TASK REQUIREMENTS. Which lines in the records below contain the word "を行ってください"? Copy each of them.

Stored data entries.
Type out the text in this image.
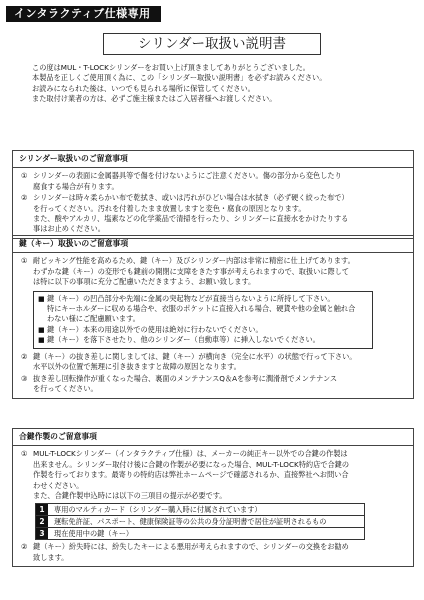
インタラクティブ仕様専用
シリンダー取扱い説明書

この度はMUL・T-LOCKシリンダーをお買い上げ頂きましてありがとうございました。

本製品を正しくご使用頂く為に、この「シリンダー取扱い説明書」を必ずお読みください。

お読みになられた後は、いつでも見られる場所に保管してください。

また取付け業者の方は、必ずご施主様またはご入居者様へお渡しください。

シリンダー取扱いのご留意事項
① シリンダーの表面に金属器具等で傷を付けないようにご注意ください。傷の部分から変色したり
腐食する場合が有ります。
② シリンダーは時々柔らかい布で乾拭き、或いは汚れがひどい場合は水拭き（必ず硬く絞った布で）
を行ってください。汚れを付着したまま放置しますと変色・腐食の原因となります。
また、酸やアルカリ、塩素などの化学薬品で清掃を行ったり、シリンダーに直接水をかけたりする
事はお止めください。
鍵（キー）取扱いのご留意事項
① 耐ピッキング性能を高めるため、鍵（キー）及びシリンダー内部は非常に精密に仕上げてあります。
わずかな鍵（キー）の変形でも鍵前の開閉に支障をきたす事が考えられますので、取扱いに際して
は特に以下の事項に充分ご配慮いただきますよう、お願い致します。
■ 鍵（キー）の凹凸部分や先端に金属の突起物などが直接当らないように所持して下さい。
特にキーホルダーに収める場合や、衣服のポケットに直接入れる場合、硬貨や他の金属と触れ合
わない様にご配慮願います。
■ 鍵（キー）本来の用途以外での使用は絶対に行わないでください。
■ 鍵（キー）を落下させたり、他のシリンダー（自動車等）に挿入しないでください。
② 鍵（キー）の抜き差しに関しましては、鍵（キー）が横向き（完全に水平）の状態で行って下さい。
水平以外の位置で無理に引き抜きますと故障の原因となります。
③ 抜き差し回転操作が重くなった場合、裏面のメンテナンスQ＆Aを参考に潤滑剤でメンテナンス
を行ってください。
合鍵作製のご留意事項
① MUL-T-LOCKシリンダー（インタラクティブ仕様）は、メーカーの純正キー以外での合鍵の作製は
出来ません。シリンダー取付け後に合鍵の作製が必要になった場合、MUL-T-LOCK特約店で合鍵の
作製を行っております。最寄りの特約店は弊社ホームページで確認されるか、直接弊社へお問い合
わせください。
また、合鍵作製申込時には以下の三項目の提示が必要です。
1	専用のマルティカード（シリンダー購入時に付属されています）
2	運転免許証、パスポート、健康保険証等の公共の身分証明書で居住が証明されるもの
3	現在使用中の鍵（キー）
② 鍵（キー）紛失時には、紛失したキーによる悪用が考えられますので、シリンダーの交換をお勧め
致します。
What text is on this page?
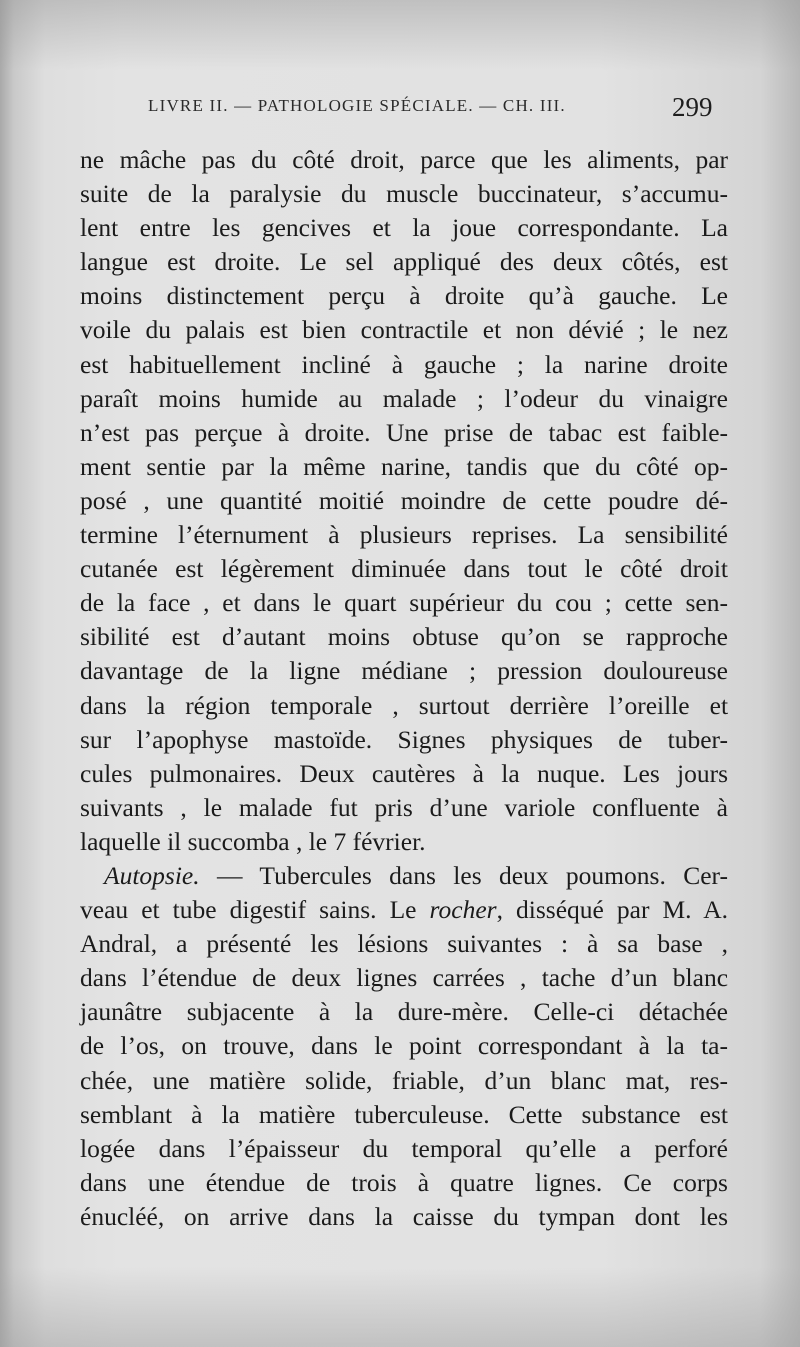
LIVRE II. — PATHOLOGIE SPÉCIALE. — CH. III.	299
ne mâche pas du côté droit, parce que les aliments, par
suite de la paralysie du muscle buccinateur, s’accumu-
lent entre les gencives et la joue correspondante. La
langue est droite. Le sel appliqué des deux côtés, est
moins distinctement perçu à droite qu’à gauche. Le
voile du palais est bien contractile et non dévié ; le nez
est habituellement incliné à gauche ; la narine droite
paraît moins humide au malade ; l’odeur du vinaigre
n’est pas perçue à droite. Une prise de tabac est faible-
ment sentie par la même narine, tandis que du côté op-
posé , une quantité moitié moindre de cette poudre dé-
termine l’éternument à plusieurs reprises. La sensibilité
cutanée est légèrement diminuée dans tout le côté droit
de la face , et dans le quart supérieur du cou ; cette sen-
sibilité est d’autant moins obtuse qu’on se rapproche
davantage de la ligne médiane ; pression douloureuse
dans la région temporale , surtout derrière l’oreille et
sur l’apophyse mastoïde. Signes physiques de tuber-
cules pulmonaires. Deux cautères à la nuque. Les jours
suivants , le malade fut pris d’une variole confluente à
laquelle il succomba , le 7 février.
Autopsie. — Tubercules dans les deux poumons. Cer-
veau et tube digestif sains. Le rocher, disséqué par M. A.
Andral, a présenté les lésions suivantes : à sa base ,
dans l’étendue de deux lignes carrées , tache d’un blanc
jaunâtre subjacente à la dure-mère. Celle-ci détachée
de l’os, on trouve, dans le point correspondant à la ta-
chée, une matière solide, friable, d’un blanc mat, res-
semblant à la matière tuberculeuse. Cette substance est
logée dans l’épaisseur du temporal qu’elle a perforé
dans une étendue de trois à quatre lignes. Ce corps
énucléé, on arrive dans la caisse du tympan dont les
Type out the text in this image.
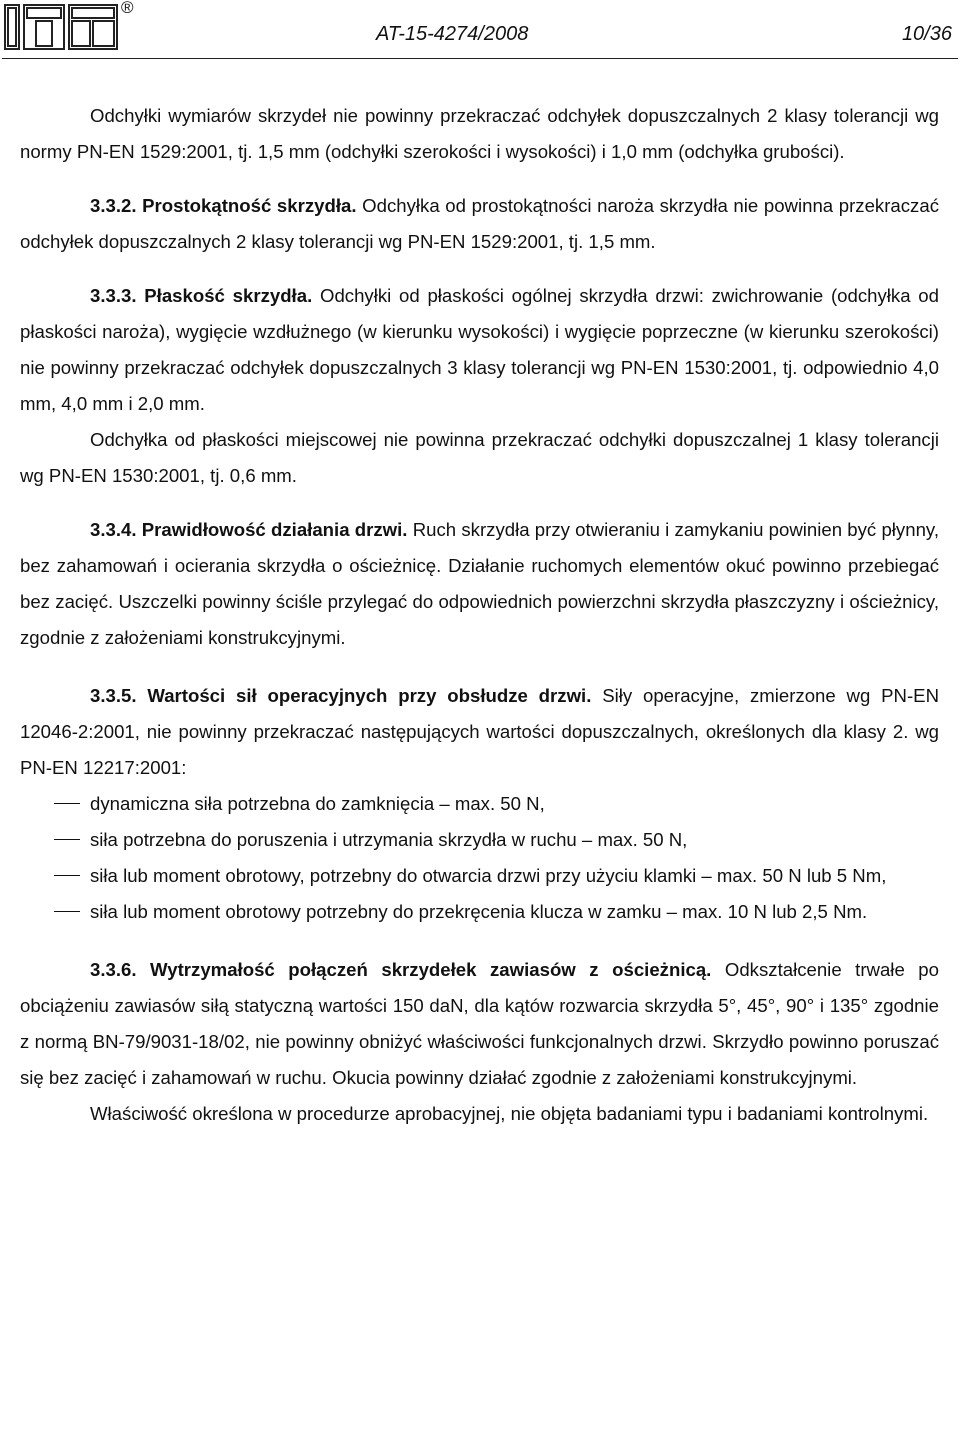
®
AT-15-4274/2008	10/36

Odchyłki wymiarów skrzydeł nie powinny przekraczać odchyłek dopuszczalnych 2 klasy tolerancji wg normy PN-EN 1529:2001, tj. 1,5 mm (odchyłki szerokości i wysokości) i 1,0 mm (odchyłka grubości).

3.3.2. Prostokątność skrzydła. Odchyłka od prostokątności naroża skrzydła nie powinna przekraczać odchyłek dopuszczalnych 2 klasy tolerancji wg PN-EN 1529:2001, tj. 1,5 mm.

3.3.3. Płaskość skrzydła. Odchyłki od płaskości ogólnej skrzydła drzwi: zwichrowanie (odchyłka od płaskości naroża), wygięcie wzdłużnego (w kierunku wysokości) i wygięcie poprzeczne (w kierunku szerokości) nie powinny przekraczać odchyłek dopuszczalnych 3 klasy tolerancji wg PN-EN 1530:2001, tj. odpowiednio 4,0 mm, 4,0 mm i 2,0 mm.

Odchyłka od płaskości miejscowej nie powinna przekraczać odchyłki dopuszczalnej 1 klasy tolerancji wg PN-EN 1530:2001, tj. 0,6 mm.

3.3.4. Prawidłowość działania drzwi. Ruch skrzydła przy otwieraniu i zamykaniu powinien być płynny, bez zahamowań i ocierania skrzydła o ościeżnicę. Działanie ruchomych elementów okuć powinno przebiegać bez zacięć. Uszczelki powinny ściśle przylegać do odpowiednich powierzchni skrzydła płaszczyzny i ościeżnicy, zgodnie z założeniami konstrukcyjnymi.

3.3.5. Wartości sił operacyjnych przy obsłudze drzwi. Siły operacyjne, zmierzone wg PN-EN 12046-2:2001, nie powinny przekraczać następujących wartości dopuszczalnych, określonych dla klasy 2. wg PN-EN 12217:2001:

dynamiczna siła potrzebna do zamknięcia – max. 50 N,
siła potrzebna do poruszenia i utrzymania skrzydła w ruchu – max. 50 N,
siła lub moment obrotowy, potrzebny do otwarcia drzwi przy użyciu klamki – max. 50 N lub 5 Nm,
siła lub moment obrotowy potrzebny do przekręcenia klucza w zamku – max. 10 N lub 2,5 Nm.

3.3.6. Wytrzymałość połączeń skrzydełek zawiasów z ościeżnicą. Odkształcenie trwałe po obciążeniu zawiasów siłą statyczną wartości 150 daN, dla kątów rozwarcia skrzydła 5°, 45°, 90° i 135° zgodnie z normą BN-79/9031-18/02, nie powinny obniżyć właściwości funkcjonalnych drzwi. Skrzydło powinno poruszać się bez zacięć i zahamowań w ruchu. Okucia powinny działać zgodnie z założeniami konstrukcyjnymi.

Właściwość określona w procedurze aprobacyjnej, nie objęta badaniami typu i badaniami kontrolnymi.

OUTPUT FOR THIS TASK.
を行ってください。汚れを付着したまま放置しますと変色・腐食の原因となります。
を行ってください。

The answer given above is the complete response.